Return the material word for word. Do not include the pictures.
>> Start Material for this exercise
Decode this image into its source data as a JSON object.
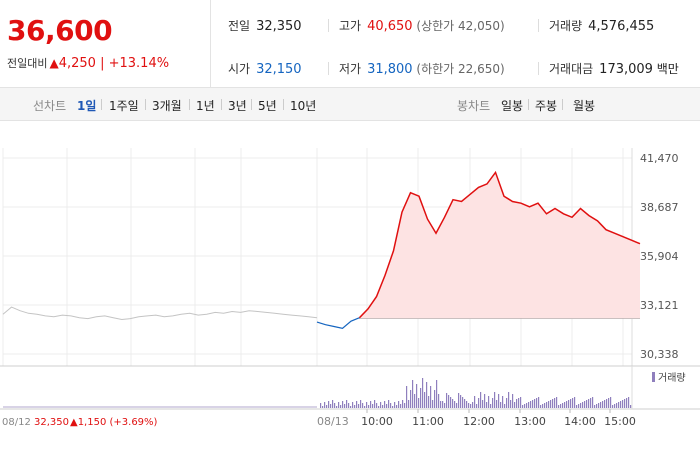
{
  "quote": {
    "price": "36,600",
    "change_label": "전일대비",
    "change_arrow": "▲",
    "change_value": "4,250",
    "change_pct": "+13.14%",
    "prev_close_label": "전일",
    "prev_close": "32,350",
    "open_label": "시가",
    "open": "32,150",
    "high_label": "고가",
    "high": "40,650",
    "upper_limit": "(상한가 42,050)",
    "low_label": "저가",
    "low": "31,800",
    "lower_limit": "(하한가 22,650)",
    "volume_label": "거래량",
    "volume": "4,576,455",
    "amount_label": "거래대금",
    "amount": "173,009",
    "amount_unit": "백만"
  },
  "period_tabs": {
    "label": "선차트",
    "items": [
      "1일",
      "1주일",
      "3개월",
      "1년",
      "3년",
      "5년",
      "10년"
    ],
    "active": "1일"
  },
  "candle_tabs": {
    "label": "봉차트",
    "items": [
      "일봉",
      "주봉",
      "월봉"
    ]
  },
  "colors": {
    "up": "#e01010",
    "down": "#1565c0",
    "fill": "#fde3e3",
    "volume": "#8f7fbd"
  },
  "chart_data": {
    "type": "line",
    "y_ticks": [
      "41,470",
      "38,687",
      "35,904",
      "33,121",
      "30,338"
    ],
    "ylim": [
      30338,
      41470
    ],
    "reference_price": 32350,
    "x_ticks": [
      "10:00",
      "11:00",
      "12:00",
      "13:00",
      "14:00",
      "15:00"
    ],
    "prev_day_date": "08/12",
    "prev_day_close": "32,350",
    "prev_day_change": "▲1,150 (+3.69%)",
    "today_date": "08/13",
    "volume_legend": "거래량",
    "series": [
      {
        "values_prev_day": [
          32600,
          33000,
          32800,
          32650,
          32600,
          32500,
          32450,
          32550,
          32500,
          32400,
          32350,
          32450,
          32500,
          32400,
          32300,
          32350,
          32450,
          32500,
          32550,
          32450,
          32500,
          32600,
          32650,
          32550,
          32600,
          32700,
          32650,
          32750,
          32700,
          32800,
          32750,
          32700,
          32650,
          32600,
          32550,
          32500,
          32450,
          32400
        ],
        "values_today": [
          [
            "09:00",
            32150
          ],
          [
            "09:10",
            32000
          ],
          [
            "09:20",
            31900
          ],
          [
            "09:30",
            31800
          ],
          [
            "09:40",
            32200
          ],
          [
            "09:50",
            32400
          ],
          [
            "10:00",
            32900
          ],
          [
            "10:10",
            33600
          ],
          [
            "10:20",
            34800
          ],
          [
            "10:30",
            36200
          ],
          [
            "10:40",
            38400
          ],
          [
            "10:50",
            39500
          ],
          [
            "11:00",
            39300
          ],
          [
            "11:10",
            38000
          ],
          [
            "11:20",
            37200
          ],
          [
            "11:30",
            38100
          ],
          [
            "11:40",
            39100
          ],
          [
            "11:50",
            39000
          ],
          [
            "12:00",
            39400
          ],
          [
            "12:10",
            39800
          ],
          [
            "12:20",
            40000
          ],
          [
            "12:30",
            40650
          ],
          [
            "12:40",
            39300
          ],
          [
            "12:50",
            39000
          ],
          [
            "13:00",
            38900
          ],
          [
            "13:10",
            38700
          ],
          [
            "13:20",
            38900
          ],
          [
            "13:30",
            38300
          ],
          [
            "13:40",
            38600
          ],
          [
            "13:50",
            38300
          ],
          [
            "14:00",
            38100
          ],
          [
            "14:10",
            38600
          ],
          [
            "14:20",
            38200
          ],
          [
            "14:30",
            37900
          ],
          [
            "14:40",
            37400
          ],
          [
            "14:50",
            37200
          ],
          [
            "15:00",
            37000
          ],
          [
            "15:10",
            36800
          ],
          [
            "15:20",
            36600
          ]
        ]
      }
    ]
  }
}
>> End Material for this exercise
> **Written response**:
Decode this image into its source data as a JSON object.
{
  "quote": {
    "price": "36,600",
    "change_label": "전일대비",
    "change_arrow": "▲",
    "change_value": "4,250",
    "change_pct": "+13.14%",
    "prev_close_label": "전일",
    "prev_close": "32,350",
    "open_label": "시가",
    "open": "32,150",
    "high_label": "고가",
    "high": "40,650",
    "upper_limit": "(상한가 42,050)",
    "low_label": "저가",
    "low": "31,800",
    "lower_limit": "(하한가 22,650)",
    "volume_label": "거래량",
    "volume": "4,576,455",
    "amount_label": "거래대금",
    "amount": "173,009",
    "amount_unit": "백만"
  },
  "period_tabs": {
    "label": "선차트",
    "items": [
      "1일",
      "1주일",
      "3개월",
      "1년",
      "3년",
      "5년",
      "10년"
    ],
    "active": "1일"
  },
  "candle_tabs": {
    "label": "봉차트",
    "items": [
      "일봉",
      "주봉",
      "월봉"
    ]
  },
  "colors": {
    "up": "#e01010",
    "down": "#1565c0",
    "fill": "#fde3e3",
    "volume": "#8f7fbd"
  },
  "chart_data": {
    "type": "line",
    "y_ticks": [
      "41,470",
      "38,687",
      "35,904",
      "33,121",
      "30,338"
    ],
    "ylim": [
      30338,
      41470
    ],
    "reference_price": 32350,
    "x_ticks": [
      "10:00",
      "11:00",
      "12:00",
      "13:00",
      "14:00",
      "15:00"
    ],
    "prev_day_date": "08/12",
    "prev_day_close": "32,350",
    "prev_day_change": "▲1,150 (+3.69%)",
    "today_date": "08/13",
    "volume_legend": "거래량",
    "series": [
      {
        "values_prev_day": [
          32600,
          33000,
          32800,
          32650,
          32600,
          32500,
          32450,
          32550,
          32500,
          32400,
          32350,
          32450,
          32500,
          32400,
          32300,
          32350,
          32450,
          32500,
          32550,
          32450,
          32500,
          32600,
          32650,
          32550,
          32600,
          32700,
          32650,
          32750,
          32700,
          32800,
          32750,
          32700,
          32650,
          32600,
          32550,
          32500,
          32450,
          32400
        ],
        "values_today": [
          [
            "09:00",
            32150
          ],
          [
            "09:10",
            32000
          ],
          [
            "09:20",
            31900
          ],
          [
            "09:30",
            31800
          ],
          [
            "09:40",
            32200
          ],
          [
            "09:50",
            32400
          ],
          [
            "10:00",
            32900
          ],
          [
            "10:10",
            33600
          ],
          [
            "10:20",
            34800
          ],
          [
            "10:30",
            36200
          ],
          [
            "10:40",
            38400
          ],
          [
            "10:50",
            39500
          ],
          [
            "11:00",
            39300
          ],
          [
            "11:10",
            38000
          ],
          [
            "11:20",
            37200
          ],
          [
            "11:30",
            38100
          ],
          [
            "11:40",
            39100
          ],
          [
            "11:50",
            39000
          ],
          [
            "12:00",
            39400
          ],
          [
            "12:10",
            39800
          ],
          [
            "12:20",
            40000
          ],
          [
            "12:30",
            40650
          ],
          [
            "12:40",
            39300
          ],
          [
            "12:50",
            39000
          ],
          [
            "13:00",
            38900
          ],
          [
            "13:10",
            38700
          ],
          [
            "13:20",
            38900
          ],
          [
            "13:30",
            38300
          ],
          [
            "13:40",
            38600
          ],
          [
            "13:50",
            38300
          ],
          [
            "14:00",
            38100
          ],
          [
            "14:10",
            38600
          ],
          [
            "14:20",
            38200
          ],
          [
            "14:30",
            37900
          ],
          [
            "14:40",
            37400
          ],
          [
            "14:50",
            37200
          ],
          [
            "15:00",
            37000
          ],
          [
            "15:10",
            36800
          ],
          [
            "15:20",
            36600
          ]
        ]
      }
    ]
  }
}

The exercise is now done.